• _Written request_
Your task is to transcribe all of the records exactly and leave out the pictures.

• _Exercise input_
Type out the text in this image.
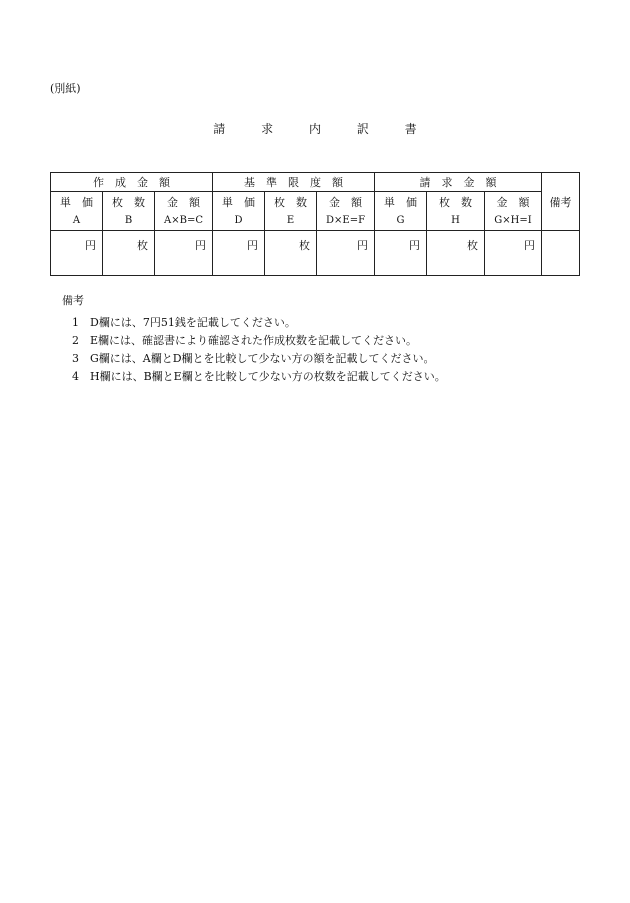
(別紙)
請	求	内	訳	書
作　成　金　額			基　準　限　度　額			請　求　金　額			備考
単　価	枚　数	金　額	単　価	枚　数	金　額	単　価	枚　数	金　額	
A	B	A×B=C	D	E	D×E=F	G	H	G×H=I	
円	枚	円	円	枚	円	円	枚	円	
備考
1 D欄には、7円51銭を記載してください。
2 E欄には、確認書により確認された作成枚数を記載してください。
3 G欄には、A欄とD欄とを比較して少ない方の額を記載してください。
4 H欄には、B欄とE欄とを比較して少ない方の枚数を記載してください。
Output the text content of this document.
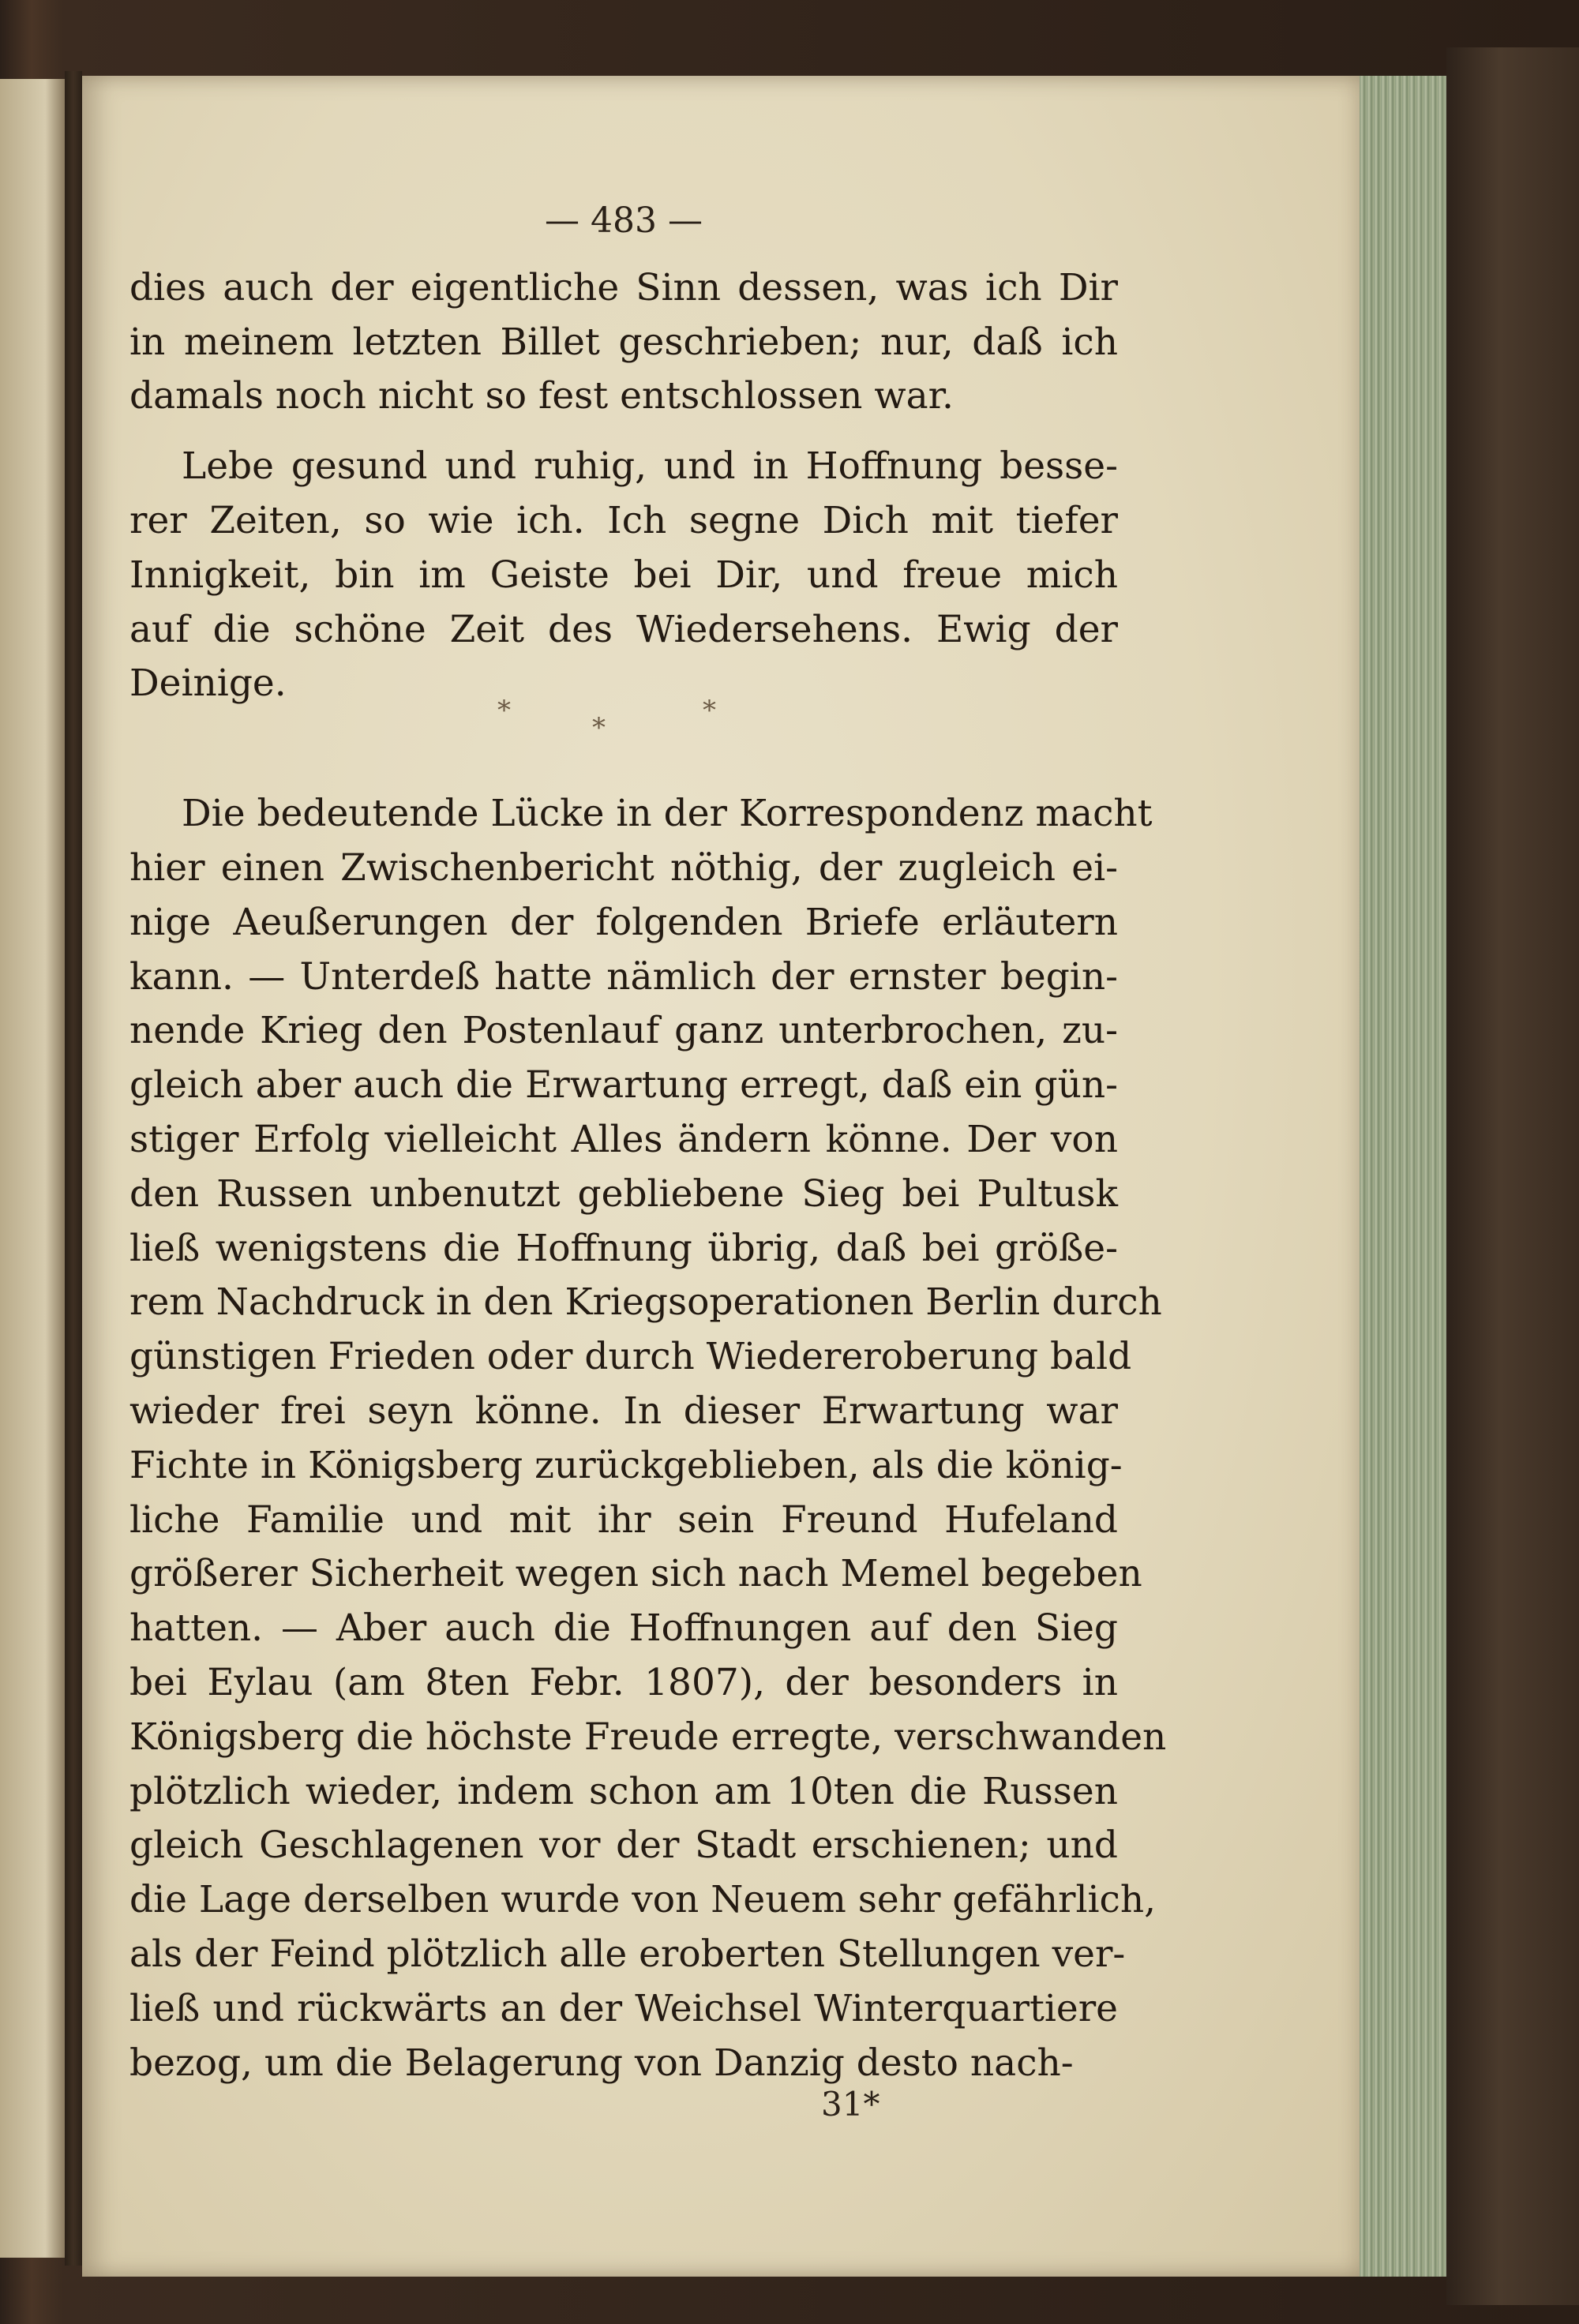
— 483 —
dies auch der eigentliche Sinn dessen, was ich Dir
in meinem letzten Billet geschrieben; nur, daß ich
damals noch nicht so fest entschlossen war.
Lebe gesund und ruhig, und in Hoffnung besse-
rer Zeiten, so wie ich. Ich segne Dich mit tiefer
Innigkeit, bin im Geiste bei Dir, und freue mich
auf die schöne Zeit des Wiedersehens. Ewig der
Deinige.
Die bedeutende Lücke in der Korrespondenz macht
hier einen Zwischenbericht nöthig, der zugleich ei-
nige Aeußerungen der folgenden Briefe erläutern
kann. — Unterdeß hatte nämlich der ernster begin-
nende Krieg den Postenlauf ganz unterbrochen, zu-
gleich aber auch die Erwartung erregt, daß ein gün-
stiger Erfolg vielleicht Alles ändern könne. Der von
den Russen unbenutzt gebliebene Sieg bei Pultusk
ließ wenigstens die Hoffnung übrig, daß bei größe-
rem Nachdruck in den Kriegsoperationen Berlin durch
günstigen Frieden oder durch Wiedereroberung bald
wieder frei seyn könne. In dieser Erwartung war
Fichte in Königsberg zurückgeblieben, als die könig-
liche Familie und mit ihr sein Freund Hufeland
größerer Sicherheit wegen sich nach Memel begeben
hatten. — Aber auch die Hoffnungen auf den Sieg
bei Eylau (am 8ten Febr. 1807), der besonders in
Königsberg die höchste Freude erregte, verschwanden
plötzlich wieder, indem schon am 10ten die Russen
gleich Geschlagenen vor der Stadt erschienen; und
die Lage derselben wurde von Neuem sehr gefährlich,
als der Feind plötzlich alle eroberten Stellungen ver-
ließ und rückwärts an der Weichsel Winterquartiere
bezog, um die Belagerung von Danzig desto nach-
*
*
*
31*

• _Task answer_
Type out the text in this image.
(別紙)
請	求	内	訳	書
作　成　金　額			基　準　限　度　額			請　求　金　額			備考
単　価	枚　数	金　額	単　価	枚　数	金　額	単　価	枚　数	金　額	
A	B	A×B=C	D	E	D×E=F	G	H	G×H=I	
円	枚	円	円	枚	円	円	枚	円	
備考
1 D欄には、7円51銭を記載してください。
2 E欄には、確認書により確認された作成枚数を記載してください。
3 G欄には、A欄とD欄とを比較して少ない方の額を記載してください。
4 H欄には、B欄とE欄とを比較して少ない方の枚数を記載してください。
Output the text content of this document.
— 483 —
dies auch der eigentliche Sinn dessen, was ich Dir
in meinem letzten Billet geschrieben; nur, daß ich
damals noch nicht so fest entschlossen war.
Lebe gesund und ruhig, und in Hoffnung besse-
rer Zeiten, so wie ich. Ich segne Dich mit tiefer
Innigkeit, bin im Geiste bei Dir, und freue mich
auf die schöne Zeit des Wiedersehens. Ewig der
Deinige.
Die bedeutende Lücke in der Korrespondenz macht
hier einen Zwischenbericht nöthig, der zugleich ei-
nige Aeußerungen der folgenden Briefe erläutern
kann. — Unterdeß hatte nämlich der ernster begin-
nende Krieg den Postenlauf ganz unterbrochen, zu-
gleich aber auch die Erwartung erregt, daß ein gün-
stiger Erfolg vielleicht Alles ändern könne. Der von
den Russen unbenutzt gebliebene Sieg bei Pultusk
ließ wenigstens die Hoffnung übrig, daß bei größe-
rem Nachdruck in den Kriegsoperationen Berlin durch
günstigen Frieden oder durch Wiedereroberung bald
wieder frei seyn könne. In dieser Erwartung war
Fichte in Königsberg zurückgeblieben, als die könig-
liche Familie und mit ihr sein Freund Hufeland
größerer Sicherheit wegen sich nach Memel begeben
hatten. — Aber auch die Hoffnungen auf den Sieg
bei Eylau (am 8ten Febr. 1807), der besonders in
Königsberg die höchste Freude erregte, verschwanden
plötzlich wieder, indem schon am 10ten die Russen
gleich Geschlagenen vor der Stadt erschienen; und
die Lage derselben wurde von Neuem sehr gefährlich,
als der Feind plötzlich alle eroberten Stellungen ver-
ließ und rückwärts an der Weichsel Winterquartiere
bezog, um die Belagerung von Danzig desto nach-
*
*
*
31*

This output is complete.